● **Task prompt**
Drop every picture and give the entries back exactly.

● **Material for this task**
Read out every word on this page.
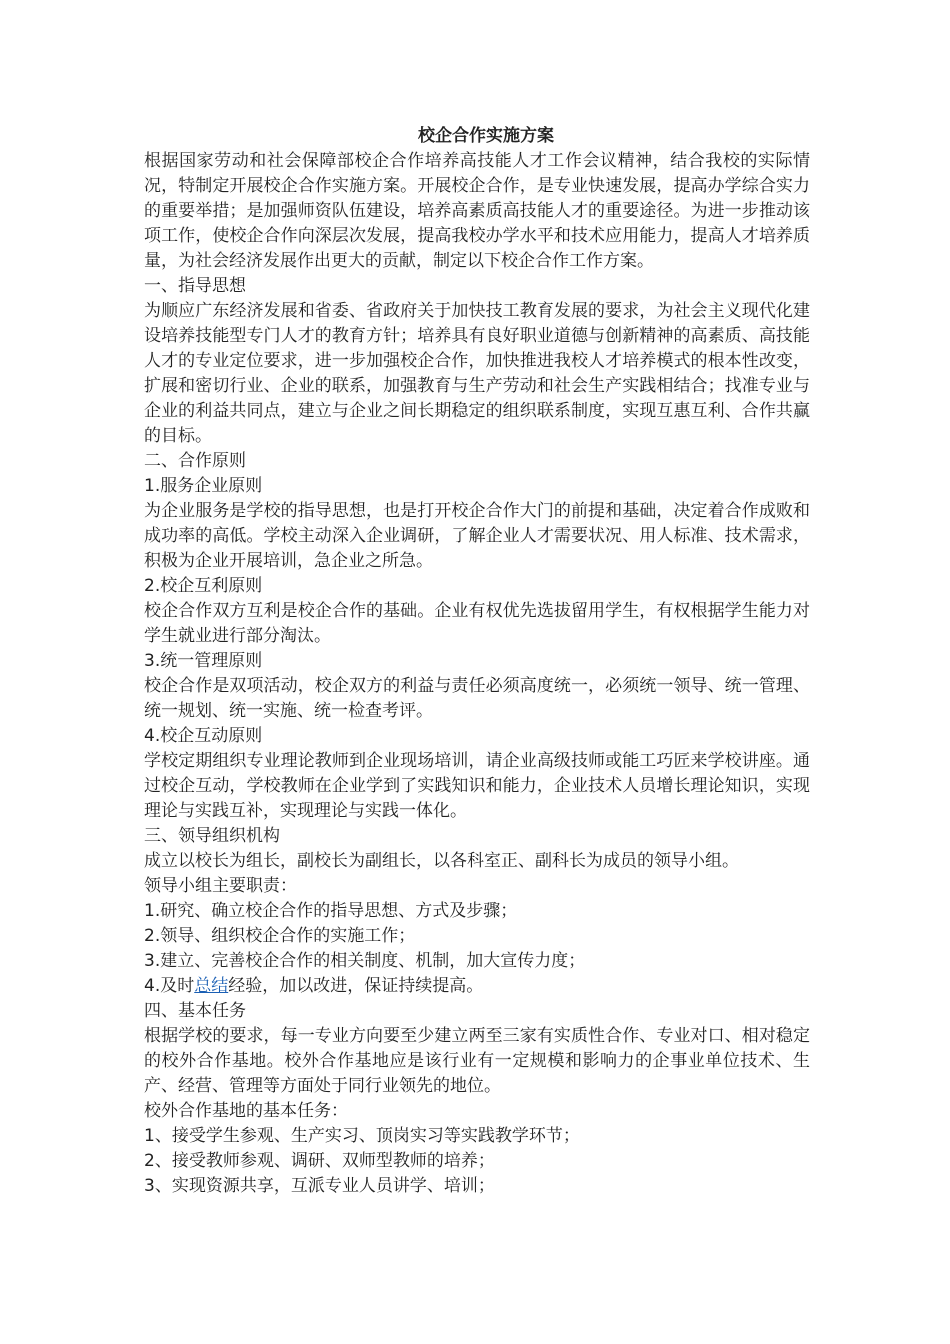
校企合作实施方案

根据国家劳动和社会保障部校企合作培养高技能人才工作会议精神，结合我校的实际情况，特制定开展校企合作实施方案。开展校企合作，是专业快速发展，提高办学综合实力的重要举措；是加强师资队伍建设，培养高素质高技能人才的重要途径。为进一步推动该项工作，使校企合作向深层次发展，提高我校办学水平和技术应用能力，提高人才培养质量，为社会经济发展作出更大的贡献，制定以下校企合作工作方案。

一、指导思想

为顺应广东经济发展和省委、省政府关于加快技工教育发展的要求，为社会主义现代化建设培养技能型专门人才的教育方针；培养具有良好职业道德与创新精神的高素质、高技能人才的专业定位要求，进一步加强校企合作，加快推进我校人才培养模式的根本性改变，扩展和密切行业、企业的联系，加强教育与生产劳动和社会生产实践相结合；找准专业与企业的利益共同点，建立与企业之间长期稳定的组织联系制度，实现互惠互利、合作共赢的目标。

二、合作原则

1.服务企业原则

为企业服务是学校的指导思想，也是打开校企合作大门的前提和基础，决定着合作成败和成功率的高低。学校主动深入企业调研，了解企业人才需要状况、用人标准、技术需求，积极为企业开展培训，急企业之所急。

2.校企互利原则

校企合作双方互利是校企合作的基础。企业有权优先选拔留用学生，有权根据学生能力对学生就业进行部分淘汰。

3.统一管理原则

校企合作是双项活动，校企双方的利益与责任必须高度统一，必须统一领导、统一管理、统一规划、统一实施、统一检查考评。

4.校企互动原则

学校定期组织专业理论教师到企业现场培训，请企业高级技师或能工巧匠来学校讲座。通过校企互动，学校教师在企业学到了实践知识和能力，企业技术人员增长理论知识，实现理论与实践互补，实现理论与实践一体化。

三、领导组织机构

成立以校长为组长，副校长为副组长，以各科室正、副科长为成员的领导小组。

领导小组主要职责：

1.研究、确立校企合作的指导思想、方式及步骤；

2.领导、组织校企合作的实施工作；

3.建立、完善校企合作的相关制度、机制，加大宣传力度；

4.及时总结经验，加以改进，保证持续提高。

四、基本任务

根据学校的要求，每一专业方向要至少建立两至三家有实质性合作、专业对口、相对稳定的校外合作基地。校外合作基地应是该行业有一定规模和影响力的企事业单位技术、生产、经营、管理等方面处于同行业领先的地位。

校外合作基地的基本任务：

1、接受学生参观、生产实习、顶岗实习等实践教学环节；

2、接受教师参观、调研、双师型教师的培养；

3、实现资源共享，互派专业人员讲学、培训；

● **Result of this exercise**
Read out every word on this page.
校企合作实施方案

根据国家劳动和社会保障部校企合作培养高技能人才工作会议精神，结合我校的实际情况，特制定开展校企合作实施方案。开展校企合作，是专业快速发展，提高办学综合实力的重要举措；是加强师资队伍建设，培养高素质高技能人才的重要途径。为进一步推动该项工作，使校企合作向深层次发展，提高我校办学水平和技术应用能力，提高人才培养质量，为社会经济发展作出更大的贡献，制定以下校企合作工作方案。

一、指导思想

为顺应广东经济发展和省委、省政府关于加快技工教育发展的要求，为社会主义现代化建设培养技能型专门人才的教育方针；培养具有良好职业道德与创新精神的高素质、高技能人才的专业定位要求，进一步加强校企合作，加快推进我校人才培养模式的根本性改变，扩展和密切行业、企业的联系，加强教育与生产劳动和社会生产实践相结合；找准专业与企业的利益共同点，建立与企业之间长期稳定的组织联系制度，实现互惠互利、合作共赢的目标。

二、合作原则

1.服务企业原则

为企业服务是学校的指导思想，也是打开校企合作大门的前提和基础，决定着合作成败和成功率的高低。学校主动深入企业调研，了解企业人才需要状况、用人标准、技术需求，积极为企业开展培训，急企业之所急。

2.校企互利原则

校企合作双方互利是校企合作的基础。企业有权优先选拔留用学生，有权根据学生能力对学生就业进行部分淘汰。

3.统一管理原则

校企合作是双项活动，校企双方的利益与责任必须高度统一，必须统一领导、统一管理、统一规划、统一实施、统一检查考评。

4.校企互动原则

学校定期组织专业理论教师到企业现场培训，请企业高级技师或能工巧匠来学校讲座。通过校企互动，学校教师在企业学到了实践知识和能力，企业技术人员增长理论知识，实现理论与实践互补，实现理论与实践一体化。

三、领导组织机构

成立以校长为组长，副校长为副组长，以各科室正、副科长为成员的领导小组。

领导小组主要职责：

1.研究、确立校企合作的指导思想、方式及步骤；

2.领导、组织校企合作的实施工作；

3.建立、完善校企合作的相关制度、机制，加大宣传力度；

4.及时总结经验，加以改进，保证持续提高。

四、基本任务

根据学校的要求，每一专业方向要至少建立两至三家有实质性合作、专业对口、相对稳定的校外合作基地。校外合作基地应是该行业有一定规模和影响力的企事业单位技术、生产、经营、管理等方面处于同行业领先的地位。

校外合作基地的基本任务：

1、接受学生参观、生产实习、顶岗实习等实践教学环节；

2、接受教师参观、调研、双师型教师的培养；

3、实现资源共享，互派专业人员讲学、培训；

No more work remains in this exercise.